PROBLEM REQUIREMENTS:
Records follow. Copy every line with "dans".

Content starts

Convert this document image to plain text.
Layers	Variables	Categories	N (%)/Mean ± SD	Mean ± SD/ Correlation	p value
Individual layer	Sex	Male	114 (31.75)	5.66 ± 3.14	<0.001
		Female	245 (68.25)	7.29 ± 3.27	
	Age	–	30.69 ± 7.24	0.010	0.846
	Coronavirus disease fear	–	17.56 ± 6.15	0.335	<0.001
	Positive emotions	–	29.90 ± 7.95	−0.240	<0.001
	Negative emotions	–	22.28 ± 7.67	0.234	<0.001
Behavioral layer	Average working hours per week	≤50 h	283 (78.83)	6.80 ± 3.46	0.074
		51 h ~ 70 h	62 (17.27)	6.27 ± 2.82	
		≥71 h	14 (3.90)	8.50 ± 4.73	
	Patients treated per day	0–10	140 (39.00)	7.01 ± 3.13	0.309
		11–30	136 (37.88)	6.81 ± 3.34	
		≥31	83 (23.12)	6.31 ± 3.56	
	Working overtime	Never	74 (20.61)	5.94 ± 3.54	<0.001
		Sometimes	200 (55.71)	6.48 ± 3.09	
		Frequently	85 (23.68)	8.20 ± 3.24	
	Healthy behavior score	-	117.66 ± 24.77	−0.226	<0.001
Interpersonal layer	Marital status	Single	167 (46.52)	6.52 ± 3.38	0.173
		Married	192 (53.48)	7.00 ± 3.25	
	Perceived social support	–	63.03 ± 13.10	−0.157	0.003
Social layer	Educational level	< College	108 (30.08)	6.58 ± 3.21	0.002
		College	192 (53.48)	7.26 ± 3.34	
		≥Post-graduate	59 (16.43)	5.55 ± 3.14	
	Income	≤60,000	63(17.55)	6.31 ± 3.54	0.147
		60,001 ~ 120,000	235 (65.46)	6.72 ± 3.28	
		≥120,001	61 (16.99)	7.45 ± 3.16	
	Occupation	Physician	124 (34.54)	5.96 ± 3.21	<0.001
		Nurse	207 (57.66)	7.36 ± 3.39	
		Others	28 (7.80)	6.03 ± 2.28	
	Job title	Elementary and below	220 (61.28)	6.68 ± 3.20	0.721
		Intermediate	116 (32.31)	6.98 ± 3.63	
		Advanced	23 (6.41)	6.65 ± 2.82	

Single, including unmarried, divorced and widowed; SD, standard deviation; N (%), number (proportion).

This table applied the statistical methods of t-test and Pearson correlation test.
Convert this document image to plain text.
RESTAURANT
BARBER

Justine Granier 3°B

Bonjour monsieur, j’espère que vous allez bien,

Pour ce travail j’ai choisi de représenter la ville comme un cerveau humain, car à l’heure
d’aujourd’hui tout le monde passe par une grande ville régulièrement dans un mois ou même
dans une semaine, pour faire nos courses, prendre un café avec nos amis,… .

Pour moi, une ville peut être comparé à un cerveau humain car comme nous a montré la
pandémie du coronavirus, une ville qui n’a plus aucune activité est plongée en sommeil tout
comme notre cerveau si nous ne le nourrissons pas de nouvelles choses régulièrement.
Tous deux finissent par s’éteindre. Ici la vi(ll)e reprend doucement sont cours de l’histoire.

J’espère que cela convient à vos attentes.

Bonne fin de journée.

Content ends

PROBLEM SOLUTION:
d’aujourd’hui tout le monde passe par une grande ville régulièrement dans un mois ou même
dans une semaine, pour faire nos courses, prendre un café avec nos amis,… .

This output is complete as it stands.